→ WHAT YOU SHOULD DO
Single out the lines that include the word "page". Copy them.
^^^^
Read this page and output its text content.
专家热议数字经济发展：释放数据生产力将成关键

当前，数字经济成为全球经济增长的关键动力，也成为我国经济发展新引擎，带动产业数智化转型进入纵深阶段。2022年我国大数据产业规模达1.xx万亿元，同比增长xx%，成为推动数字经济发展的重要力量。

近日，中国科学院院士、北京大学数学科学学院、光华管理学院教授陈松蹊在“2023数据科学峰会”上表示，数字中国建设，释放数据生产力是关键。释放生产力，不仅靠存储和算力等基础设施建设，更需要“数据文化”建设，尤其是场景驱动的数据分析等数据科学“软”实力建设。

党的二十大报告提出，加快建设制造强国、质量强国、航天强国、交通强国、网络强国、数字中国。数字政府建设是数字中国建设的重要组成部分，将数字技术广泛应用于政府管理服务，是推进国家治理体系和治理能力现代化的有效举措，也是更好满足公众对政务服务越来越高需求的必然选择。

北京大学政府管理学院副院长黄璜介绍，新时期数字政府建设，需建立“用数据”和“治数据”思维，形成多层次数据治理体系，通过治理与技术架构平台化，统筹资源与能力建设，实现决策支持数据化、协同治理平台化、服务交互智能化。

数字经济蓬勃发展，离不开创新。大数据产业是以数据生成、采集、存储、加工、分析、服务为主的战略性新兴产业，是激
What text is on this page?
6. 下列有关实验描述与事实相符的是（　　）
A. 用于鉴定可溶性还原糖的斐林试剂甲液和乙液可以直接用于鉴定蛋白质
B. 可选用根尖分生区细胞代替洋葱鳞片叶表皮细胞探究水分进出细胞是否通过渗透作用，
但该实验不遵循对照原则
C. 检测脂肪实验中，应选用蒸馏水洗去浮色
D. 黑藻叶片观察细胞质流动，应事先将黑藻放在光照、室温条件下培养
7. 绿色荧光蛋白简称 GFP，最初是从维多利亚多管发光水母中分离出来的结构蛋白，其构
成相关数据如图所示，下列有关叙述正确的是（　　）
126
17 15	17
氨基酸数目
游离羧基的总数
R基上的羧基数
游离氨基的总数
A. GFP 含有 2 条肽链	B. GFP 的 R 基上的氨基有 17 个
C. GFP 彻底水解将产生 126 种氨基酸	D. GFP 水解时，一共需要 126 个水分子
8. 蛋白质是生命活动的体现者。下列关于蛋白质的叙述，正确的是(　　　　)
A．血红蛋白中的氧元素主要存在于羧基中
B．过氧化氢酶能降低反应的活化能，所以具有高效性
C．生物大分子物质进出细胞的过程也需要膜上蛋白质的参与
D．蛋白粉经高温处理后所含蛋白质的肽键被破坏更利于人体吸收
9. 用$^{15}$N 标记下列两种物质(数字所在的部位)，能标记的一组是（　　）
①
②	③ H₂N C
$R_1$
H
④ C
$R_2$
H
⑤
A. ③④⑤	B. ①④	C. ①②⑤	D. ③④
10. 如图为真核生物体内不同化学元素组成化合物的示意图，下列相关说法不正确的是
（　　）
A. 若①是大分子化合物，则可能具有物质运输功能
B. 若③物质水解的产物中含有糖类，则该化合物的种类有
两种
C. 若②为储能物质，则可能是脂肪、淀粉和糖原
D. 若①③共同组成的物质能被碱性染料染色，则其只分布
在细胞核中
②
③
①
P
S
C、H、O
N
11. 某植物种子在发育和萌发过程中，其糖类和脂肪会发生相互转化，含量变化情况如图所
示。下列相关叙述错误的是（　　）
^^^^
→ WRITTEN REPLY
Read this page and output its text content.
What text is on this page?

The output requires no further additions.